Provided information:

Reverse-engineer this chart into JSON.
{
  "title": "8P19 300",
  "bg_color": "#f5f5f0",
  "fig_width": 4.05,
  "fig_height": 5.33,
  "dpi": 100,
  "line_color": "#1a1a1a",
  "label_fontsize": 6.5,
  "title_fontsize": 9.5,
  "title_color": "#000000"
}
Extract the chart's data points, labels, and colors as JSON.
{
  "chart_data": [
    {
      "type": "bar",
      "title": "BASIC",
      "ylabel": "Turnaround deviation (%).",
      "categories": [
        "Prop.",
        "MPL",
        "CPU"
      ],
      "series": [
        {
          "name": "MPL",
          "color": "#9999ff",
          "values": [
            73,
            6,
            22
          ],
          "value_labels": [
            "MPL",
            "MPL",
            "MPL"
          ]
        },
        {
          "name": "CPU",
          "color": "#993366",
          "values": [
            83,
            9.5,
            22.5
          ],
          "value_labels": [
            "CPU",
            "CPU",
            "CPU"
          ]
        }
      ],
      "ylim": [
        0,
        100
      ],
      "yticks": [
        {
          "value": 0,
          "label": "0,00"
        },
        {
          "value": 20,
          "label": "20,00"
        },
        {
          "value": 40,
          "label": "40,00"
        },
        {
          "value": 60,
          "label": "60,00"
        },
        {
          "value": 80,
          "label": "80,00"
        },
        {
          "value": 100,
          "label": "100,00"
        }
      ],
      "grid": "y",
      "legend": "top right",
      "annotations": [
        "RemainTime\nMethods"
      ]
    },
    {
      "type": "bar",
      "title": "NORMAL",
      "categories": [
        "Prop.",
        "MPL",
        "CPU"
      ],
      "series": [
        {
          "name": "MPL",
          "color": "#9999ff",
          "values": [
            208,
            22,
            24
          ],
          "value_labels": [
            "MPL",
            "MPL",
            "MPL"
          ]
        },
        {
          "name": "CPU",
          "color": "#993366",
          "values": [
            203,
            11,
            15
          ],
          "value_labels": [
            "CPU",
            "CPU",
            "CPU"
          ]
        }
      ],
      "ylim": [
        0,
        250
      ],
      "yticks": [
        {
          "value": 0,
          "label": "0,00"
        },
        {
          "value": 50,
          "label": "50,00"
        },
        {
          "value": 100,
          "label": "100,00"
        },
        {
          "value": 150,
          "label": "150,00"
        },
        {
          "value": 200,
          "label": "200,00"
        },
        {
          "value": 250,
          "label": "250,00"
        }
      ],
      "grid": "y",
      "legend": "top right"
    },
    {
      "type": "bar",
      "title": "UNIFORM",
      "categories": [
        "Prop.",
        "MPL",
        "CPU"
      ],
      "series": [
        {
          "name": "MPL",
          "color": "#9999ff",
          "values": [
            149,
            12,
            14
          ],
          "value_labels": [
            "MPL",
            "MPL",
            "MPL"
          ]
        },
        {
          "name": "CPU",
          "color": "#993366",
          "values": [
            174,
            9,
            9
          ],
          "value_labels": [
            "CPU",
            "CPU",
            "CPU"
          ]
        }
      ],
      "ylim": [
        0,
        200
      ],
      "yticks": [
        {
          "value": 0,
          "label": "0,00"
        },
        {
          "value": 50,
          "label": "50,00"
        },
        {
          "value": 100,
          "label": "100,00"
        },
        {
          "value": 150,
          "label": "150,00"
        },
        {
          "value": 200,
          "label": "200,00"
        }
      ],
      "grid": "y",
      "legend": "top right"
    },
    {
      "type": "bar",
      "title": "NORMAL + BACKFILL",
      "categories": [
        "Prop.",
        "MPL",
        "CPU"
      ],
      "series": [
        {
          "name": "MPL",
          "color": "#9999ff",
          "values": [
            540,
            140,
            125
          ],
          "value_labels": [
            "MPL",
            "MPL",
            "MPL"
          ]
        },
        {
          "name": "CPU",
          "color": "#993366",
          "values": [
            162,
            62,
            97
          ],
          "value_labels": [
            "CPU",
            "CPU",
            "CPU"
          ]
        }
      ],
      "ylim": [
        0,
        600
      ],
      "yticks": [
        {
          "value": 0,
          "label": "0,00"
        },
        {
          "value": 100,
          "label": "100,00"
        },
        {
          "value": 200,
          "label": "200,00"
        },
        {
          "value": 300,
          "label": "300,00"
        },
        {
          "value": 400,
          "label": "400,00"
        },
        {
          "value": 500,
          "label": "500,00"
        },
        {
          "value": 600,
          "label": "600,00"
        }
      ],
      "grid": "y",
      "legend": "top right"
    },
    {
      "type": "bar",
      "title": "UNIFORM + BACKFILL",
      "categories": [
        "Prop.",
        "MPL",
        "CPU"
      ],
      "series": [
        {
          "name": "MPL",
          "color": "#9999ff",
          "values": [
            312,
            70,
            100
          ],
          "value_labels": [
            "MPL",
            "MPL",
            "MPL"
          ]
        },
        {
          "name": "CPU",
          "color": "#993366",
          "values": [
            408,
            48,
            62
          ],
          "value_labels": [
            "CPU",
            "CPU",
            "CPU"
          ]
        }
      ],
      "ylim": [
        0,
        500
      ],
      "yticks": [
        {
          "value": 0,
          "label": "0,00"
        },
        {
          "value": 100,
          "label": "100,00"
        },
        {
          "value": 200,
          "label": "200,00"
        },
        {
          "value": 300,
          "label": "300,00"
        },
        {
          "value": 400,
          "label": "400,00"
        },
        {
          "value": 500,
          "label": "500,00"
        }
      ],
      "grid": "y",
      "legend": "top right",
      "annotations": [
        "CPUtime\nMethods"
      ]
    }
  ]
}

Request:
Output all of the data again, exactly.

Response to the exercise:
Reverse-engineer this chart into JSON.
{
  "title": "8P19 300",
  "bg_color": "#f5f5f0",
  "fig_width": 4.05,
  "fig_height": 5.33,
  "dpi": 100,
  "line_color": "#1a1a1a",
  "label_fontsize": 6.5,
  "title_fontsize": 9.5,
  "title_color": "#000000"
}
Extract the chart's data points, labels, and colors as JSON.
{
  "chart_data": [
    {
      "type": "bar",
      "title": "BASIC",
      "ylabel": "Turnaround deviation (%).",
      "categories": [
        "Prop.",
        "MPL",
        "CPU"
      ],
      "series": [
        {
          "name": "MPL",
          "color": "#9999ff",
          "values": [
            73,
            6,
            22
          ],
          "value_labels": [
            "MPL",
            "MPL",
            "MPL"
          ]
        },
        {
          "name": "CPU",
          "color": "#993366",
          "values": [
            83,
            9.5,
            22.5
          ],
          "value_labels": [
            "CPU",
            "CPU",
            "CPU"
          ]
        }
      ],
      "ylim": [
        0,
        100
      ],
      "yticks": [
        {
          "value": 0,
          "label": "0,00"
        },
        {
          "value": 20,
          "label": "20,00"
        },
        {
          "value": 40,
          "label": "40,00"
        },
        {
          "value": 60,
          "label": "60,00"
        },
        {
          "value": 80,
          "label": "80,00"
        },
        {
          "value": 100,
          "label": "100,00"
        }
      ],
      "grid": "y",
      "legend": "top right",
      "annotations": [
        "RemainTime\nMethods"
      ]
    },
    {
      "type": "bar",
      "title": "NORMAL",
      "categories": [
        "Prop.",
        "MPL",
        "CPU"
      ],
      "series": [
        {
          "name": "MPL",
          "color": "#9999ff",
          "values": [
            208,
            22,
            24
          ],
          "value_labels": [
            "MPL",
            "MPL",
            "MPL"
          ]
        },
        {
          "name": "CPU",
          "color": "#993366",
          "values": [
            203,
            11,
            15
          ],
          "value_labels": [
            "CPU",
            "CPU",
            "CPU"
          ]
        }
      ],
      "ylim": [
        0,
        250
      ],
      "yticks": [
        {
          "value": 0,
          "label": "0,00"
        },
        {
          "value": 50,
          "label": "50,00"
        },
        {
          "value": 100,
          "label": "100,00"
        },
        {
          "value": 150,
          "label": "150,00"
        },
        {
          "value": 200,
          "label": "200,00"
        },
        {
          "value": 250,
          "label": "250,00"
        }
      ],
      "grid": "y",
      "legend": "top right"
    },
    {
      "type": "bar",
      "title": "UNIFORM",
      "categories": [
        "Prop.",
        "MPL",
        "CPU"
      ],
      "series": [
        {
          "name": "MPL",
          "color": "#9999ff",
          "values": [
            149,
            12,
            14
          ],
          "value_labels": [
            "MPL",
            "MPL",
            "MPL"
          ]
        },
        {
          "name": "CPU",
          "color": "#993366",
          "values": [
            174,
            9,
            9
          ],
          "value_labels": [
            "CPU",
            "CPU",
            "CPU"
          ]
        }
      ],
      "ylim": [
        0,
        200
      ],
      "yticks": [
        {
          "value": 0,
          "label": "0,00"
        },
        {
          "value": 50,
          "label": "50,00"
        },
        {
          "value": 100,
          "label": "100,00"
        },
        {
          "value": 150,
          "label": "150,00"
        },
        {
          "value": 200,
          "label": "200,00"
        }
      ],
      "grid": "y",
      "legend": "top right"
    },
    {
      "type": "bar",
      "title": "NORMAL + BACKFILL",
      "categories": [
        "Prop.",
        "MPL",
        "CPU"
      ],
      "series": [
        {
          "name": "MPL",
          "color": "#9999ff",
          "values": [
            540,
            140,
            125
          ],
          "value_labels": [
            "MPL",
            "MPL",
            "MPL"
          ]
        },
        {
          "name": "CPU",
          "color": "#993366",
          "values": [
            162,
            62,
            97
          ],
          "value_labels": [
            "CPU",
            "CPU",
            "CPU"
          ]
        }
      ],
      "ylim": [
        0,
        600
      ],
      "yticks": [
        {
          "value": 0,
          "label": "0,00"
        },
        {
          "value": 100,
          "label": "100,00"
        },
        {
          "value": 200,
          "label": "200,00"
        },
        {
          "value": 300,
          "label": "300,00"
        },
        {
          "value": 400,
          "label": "400,00"
        },
        {
          "value": 500,
          "label": "500,00"
        },
        {
          "value": 600,
          "label": "600,00"
        }
      ],
      "grid": "y",
      "legend": "top right"
    },
    {
      "type": "bar",
      "title": "UNIFORM + BACKFILL",
      "categories": [
        "Prop.",
        "MPL",
        "CPU"
      ],
      "series": [
        {
          "name": "MPL",
          "color": "#9999ff",
          "values": [
            312,
            70,
            100
          ],
          "value_labels": [
            "MPL",
            "MPL",
            "MPL"
          ]
        },
        {
          "name": "CPU",
          "color": "#993366",
          "values": [
            408,
            48,
            62
          ],
          "value_labels": [
            "CPU",
            "CPU",
            "CPU"
          ]
        }
      ],
      "ylim": [
        0,
        500
      ],
      "yticks": [
        {
          "value": 0,
          "label": "0,00"
        },
        {
          "value": 100,
          "label": "100,00"
        },
        {
          "value": 200,
          "label": "200,00"
        },
        {
          "value": 300,
          "label": "300,00"
        },
        {
          "value": 400,
          "label": "400,00"
        },
        {
          "value": 500,
          "label": "500,00"
        }
      ],
      "grid": "y",
      "legend": "top right",
      "annotations": [
        "CPUtime\nMethods"
      ]
    }
  ]
}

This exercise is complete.